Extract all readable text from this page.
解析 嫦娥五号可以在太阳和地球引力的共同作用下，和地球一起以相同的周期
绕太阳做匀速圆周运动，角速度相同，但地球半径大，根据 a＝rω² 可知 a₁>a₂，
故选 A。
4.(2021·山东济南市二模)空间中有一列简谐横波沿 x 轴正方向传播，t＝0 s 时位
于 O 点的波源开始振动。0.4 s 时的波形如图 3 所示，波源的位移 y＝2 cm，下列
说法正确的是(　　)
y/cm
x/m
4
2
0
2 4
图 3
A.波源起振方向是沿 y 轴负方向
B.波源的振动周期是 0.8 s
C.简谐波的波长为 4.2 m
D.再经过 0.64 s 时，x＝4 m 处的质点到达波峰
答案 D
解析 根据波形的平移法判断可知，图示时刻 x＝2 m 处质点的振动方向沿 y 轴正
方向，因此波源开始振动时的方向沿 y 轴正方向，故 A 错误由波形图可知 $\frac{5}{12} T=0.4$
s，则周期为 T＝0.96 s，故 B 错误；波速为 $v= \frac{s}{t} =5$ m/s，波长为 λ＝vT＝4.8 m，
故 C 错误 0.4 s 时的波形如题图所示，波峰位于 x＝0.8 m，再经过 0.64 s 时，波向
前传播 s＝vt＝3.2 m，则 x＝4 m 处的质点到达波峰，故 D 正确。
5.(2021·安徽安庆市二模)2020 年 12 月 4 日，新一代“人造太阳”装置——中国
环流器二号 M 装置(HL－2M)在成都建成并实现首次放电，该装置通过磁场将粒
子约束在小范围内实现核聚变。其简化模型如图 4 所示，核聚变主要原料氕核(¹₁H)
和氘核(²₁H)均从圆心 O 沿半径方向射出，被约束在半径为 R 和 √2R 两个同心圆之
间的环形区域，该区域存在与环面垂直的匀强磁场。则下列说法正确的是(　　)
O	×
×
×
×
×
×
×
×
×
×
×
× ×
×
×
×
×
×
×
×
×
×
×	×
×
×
========================================================================
== Required work ==
Restate the data above exactly, keeping each word as it stands.

== Solution to this exercise ==
Extract all readable text from this page.
解析 嫦娥五号可以在太阳和地球引力的共同作用下，和地球一起以相同的周期
绕太阳做匀速圆周运动，角速度相同，但地球半径大，根据 a＝rω² 可知 a₁>a₂，
故选 A。
4.(2021·山东济南市二模)空间中有一列简谐横波沿 x 轴正方向传播，t＝0 s 时位
于 O 点的波源开始振动。0.4 s 时的波形如图 3 所示，波源的位移 y＝2 cm，下列
说法正确的是(　　)
y/cm
x/m
4
2
0
2 4
图 3
A.波源起振方向是沿 y 轴负方向
B.波源的振动周期是 0.8 s
C.简谐波的波长为 4.2 m
D.再经过 0.64 s 时，x＝4 m 处的质点到达波峰
答案 D
解析 根据波形的平移法判断可知，图示时刻 x＝2 m 处质点的振动方向沿 y 轴正
方向，因此波源开始振动时的方向沿 y 轴正方向，故 A 错误由波形图可知 $\frac{5}{12} T=0.4$
s，则周期为 T＝0.96 s，故 B 错误；波速为 $v= \frac{s}{t} =5$ m/s，波长为 λ＝vT＝4.8 m，
故 C 错误 0.4 s 时的波形如题图所示，波峰位于 x＝0.8 m，再经过 0.64 s 时，波向
前传播 s＝vt＝3.2 m，则 x＝4 m 处的质点到达波峰，故 D 正确。
5.(2021·安徽安庆市二模)2020 年 12 月 4 日，新一代“人造太阳”装置——中国
环流器二号 M 装置(HL－2M)在成都建成并实现首次放电，该装置通过磁场将粒
子约束在小范围内实现核聚变。其简化模型如图 4 所示，核聚变主要原料氕核(¹₁H)
和氘核(²₁H)均从圆心 O 沿半径方向射出，被约束在半径为 R 和 √2R 两个同心圆之
间的环形区域，该区域存在与环面垂直的匀强磁场。则下列说法正确的是(　　)
O	×
×
×
×
×
×
×
×
×
×
×
× ×
×
×
×
×
×
×
×
×
×
×	×
×
×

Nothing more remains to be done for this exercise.